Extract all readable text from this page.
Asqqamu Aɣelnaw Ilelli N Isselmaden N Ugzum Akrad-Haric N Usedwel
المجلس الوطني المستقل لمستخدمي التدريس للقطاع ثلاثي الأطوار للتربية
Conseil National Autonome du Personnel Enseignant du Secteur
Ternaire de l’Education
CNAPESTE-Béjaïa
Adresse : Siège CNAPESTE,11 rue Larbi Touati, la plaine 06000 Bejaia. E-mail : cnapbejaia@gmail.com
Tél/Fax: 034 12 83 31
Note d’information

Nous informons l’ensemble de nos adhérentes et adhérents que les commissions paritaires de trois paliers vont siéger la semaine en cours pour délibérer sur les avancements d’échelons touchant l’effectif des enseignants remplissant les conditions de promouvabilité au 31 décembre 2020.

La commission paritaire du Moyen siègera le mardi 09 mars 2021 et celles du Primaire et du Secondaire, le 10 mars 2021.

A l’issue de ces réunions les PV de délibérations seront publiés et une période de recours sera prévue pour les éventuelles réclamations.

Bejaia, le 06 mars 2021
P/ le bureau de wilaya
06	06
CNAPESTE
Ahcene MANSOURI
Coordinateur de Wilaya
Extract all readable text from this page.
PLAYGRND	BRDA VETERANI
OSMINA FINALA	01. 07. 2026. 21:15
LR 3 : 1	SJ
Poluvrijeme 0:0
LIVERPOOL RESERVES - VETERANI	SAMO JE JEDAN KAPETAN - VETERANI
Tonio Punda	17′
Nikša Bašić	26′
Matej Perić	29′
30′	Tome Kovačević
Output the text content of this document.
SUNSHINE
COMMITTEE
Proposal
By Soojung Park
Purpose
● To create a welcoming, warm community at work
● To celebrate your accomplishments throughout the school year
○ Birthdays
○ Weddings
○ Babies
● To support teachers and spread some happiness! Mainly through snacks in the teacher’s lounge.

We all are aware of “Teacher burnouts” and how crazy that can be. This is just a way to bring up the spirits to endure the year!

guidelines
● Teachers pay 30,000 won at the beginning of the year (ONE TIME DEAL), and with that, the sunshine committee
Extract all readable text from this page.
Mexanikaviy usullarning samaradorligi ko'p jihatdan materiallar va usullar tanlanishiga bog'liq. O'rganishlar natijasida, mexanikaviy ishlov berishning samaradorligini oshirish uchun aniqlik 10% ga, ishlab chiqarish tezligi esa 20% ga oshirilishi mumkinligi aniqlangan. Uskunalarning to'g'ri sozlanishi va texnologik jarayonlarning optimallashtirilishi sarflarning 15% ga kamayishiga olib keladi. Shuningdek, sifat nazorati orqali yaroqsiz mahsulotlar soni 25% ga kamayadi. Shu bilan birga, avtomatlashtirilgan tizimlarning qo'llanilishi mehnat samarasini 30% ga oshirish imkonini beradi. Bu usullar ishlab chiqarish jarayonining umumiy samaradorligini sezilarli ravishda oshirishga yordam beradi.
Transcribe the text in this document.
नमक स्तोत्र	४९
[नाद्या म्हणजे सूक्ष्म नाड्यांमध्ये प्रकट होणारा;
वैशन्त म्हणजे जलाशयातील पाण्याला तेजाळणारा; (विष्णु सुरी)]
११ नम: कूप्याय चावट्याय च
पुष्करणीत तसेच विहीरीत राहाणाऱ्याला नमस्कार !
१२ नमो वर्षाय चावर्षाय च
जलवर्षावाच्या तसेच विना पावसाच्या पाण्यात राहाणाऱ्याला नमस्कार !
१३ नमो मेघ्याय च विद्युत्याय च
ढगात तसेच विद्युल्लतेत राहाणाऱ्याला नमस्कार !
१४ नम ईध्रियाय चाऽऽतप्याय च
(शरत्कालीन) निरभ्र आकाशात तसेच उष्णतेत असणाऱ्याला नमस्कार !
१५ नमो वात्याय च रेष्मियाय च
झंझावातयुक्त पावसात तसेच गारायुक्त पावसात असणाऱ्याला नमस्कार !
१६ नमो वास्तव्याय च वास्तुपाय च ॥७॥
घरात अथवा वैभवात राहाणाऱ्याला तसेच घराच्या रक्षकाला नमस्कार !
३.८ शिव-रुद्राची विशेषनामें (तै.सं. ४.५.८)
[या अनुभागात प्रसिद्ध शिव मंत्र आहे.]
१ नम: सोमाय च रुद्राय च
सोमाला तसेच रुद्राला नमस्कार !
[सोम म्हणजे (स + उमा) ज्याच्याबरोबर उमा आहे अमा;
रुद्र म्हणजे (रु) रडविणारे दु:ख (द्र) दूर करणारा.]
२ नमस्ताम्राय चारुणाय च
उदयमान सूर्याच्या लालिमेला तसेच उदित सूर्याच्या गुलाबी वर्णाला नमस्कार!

▸ **TASK GOAL**: Identify every line above that includes the word "pour", and show those lines.

▸ **RESULT OF THIS TASK**:
Nous informons l’ensemble de nos adhérentes et adhérents que les commissions paritaires de trois paliers vont siéger la semaine en cours pour délibérer sur les avancements d’échelons touchant l’effectif des enseignants remplissant les conditions de promouvabilité au 31 décembre 2020.
A l’issue de ces réunions les PV de délibérations seront publiés et une période de recours sera prévue pour les éventuelles réclamations.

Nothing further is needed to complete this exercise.